begin RECORDS SHOWN
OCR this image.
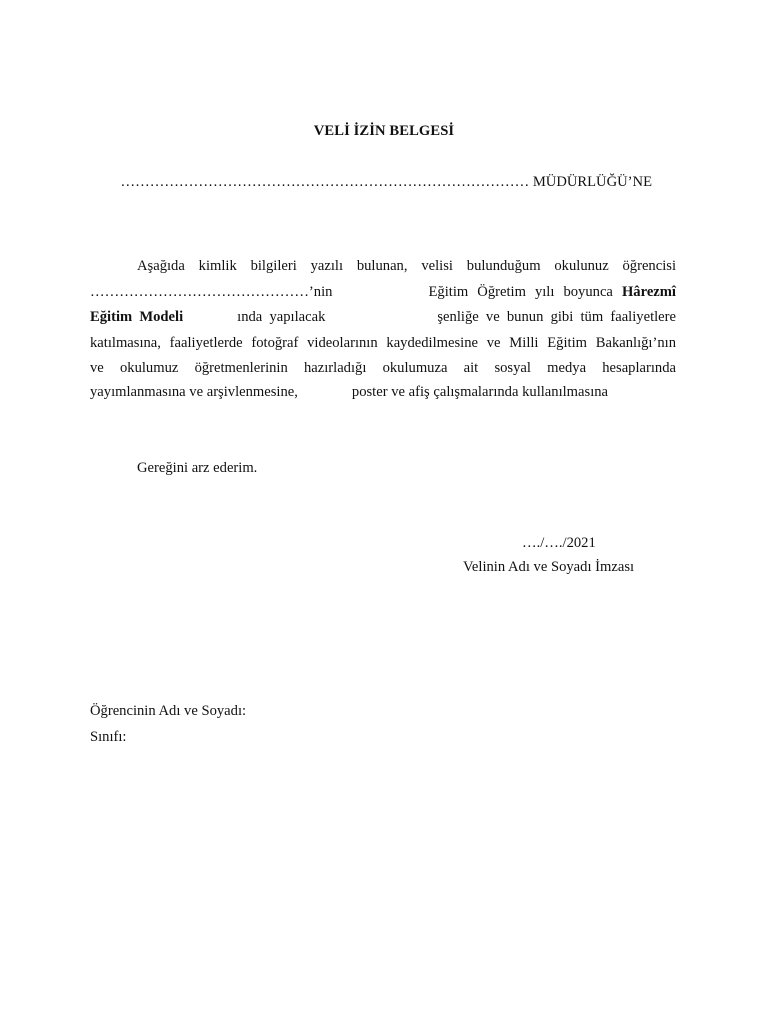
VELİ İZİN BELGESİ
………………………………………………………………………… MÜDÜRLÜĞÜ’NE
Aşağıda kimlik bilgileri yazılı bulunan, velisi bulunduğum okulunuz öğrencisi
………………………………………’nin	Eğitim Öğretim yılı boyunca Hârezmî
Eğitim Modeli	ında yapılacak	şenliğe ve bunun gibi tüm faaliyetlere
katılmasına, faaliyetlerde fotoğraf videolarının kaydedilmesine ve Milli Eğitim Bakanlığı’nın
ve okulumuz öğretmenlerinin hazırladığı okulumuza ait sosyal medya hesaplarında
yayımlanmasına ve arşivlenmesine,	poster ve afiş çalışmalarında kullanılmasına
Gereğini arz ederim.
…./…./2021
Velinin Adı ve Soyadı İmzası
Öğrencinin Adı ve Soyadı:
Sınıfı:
end RECORDS SHOWN
● **WHAT IS REQUIRED**: Repeat the material above word for word, please, apart from its images.

● **ANSWER FOR THIS EXERCISE**:
OCR this image.
VELİ İZİN BELGESİ
………………………………………………………………………… MÜDÜRLÜĞÜ’NE
Aşağıda kimlik bilgileri yazılı bulunan, velisi bulunduğum okulunuz öğrencisi
………………………………………’nin	Eğitim Öğretim yılı boyunca Hârezmî
Eğitim Modeli	ında yapılacak	şenliğe ve bunun gibi tüm faaliyetlere
katılmasına, faaliyetlerde fotoğraf videolarının kaydedilmesine ve Milli Eğitim Bakanlığı’nın
ve okulumuz öğretmenlerinin hazırladığı okulumuza ait sosyal medya hesaplarında
yayımlanmasına ve arşivlenmesine,	poster ve afiş çalışmalarında kullanılmasına
Gereğini arz ederim.
…./…./2021
Velinin Adı ve Soyadı İmzası
Öğrencinin Adı ve Soyadı:
Sınıfı:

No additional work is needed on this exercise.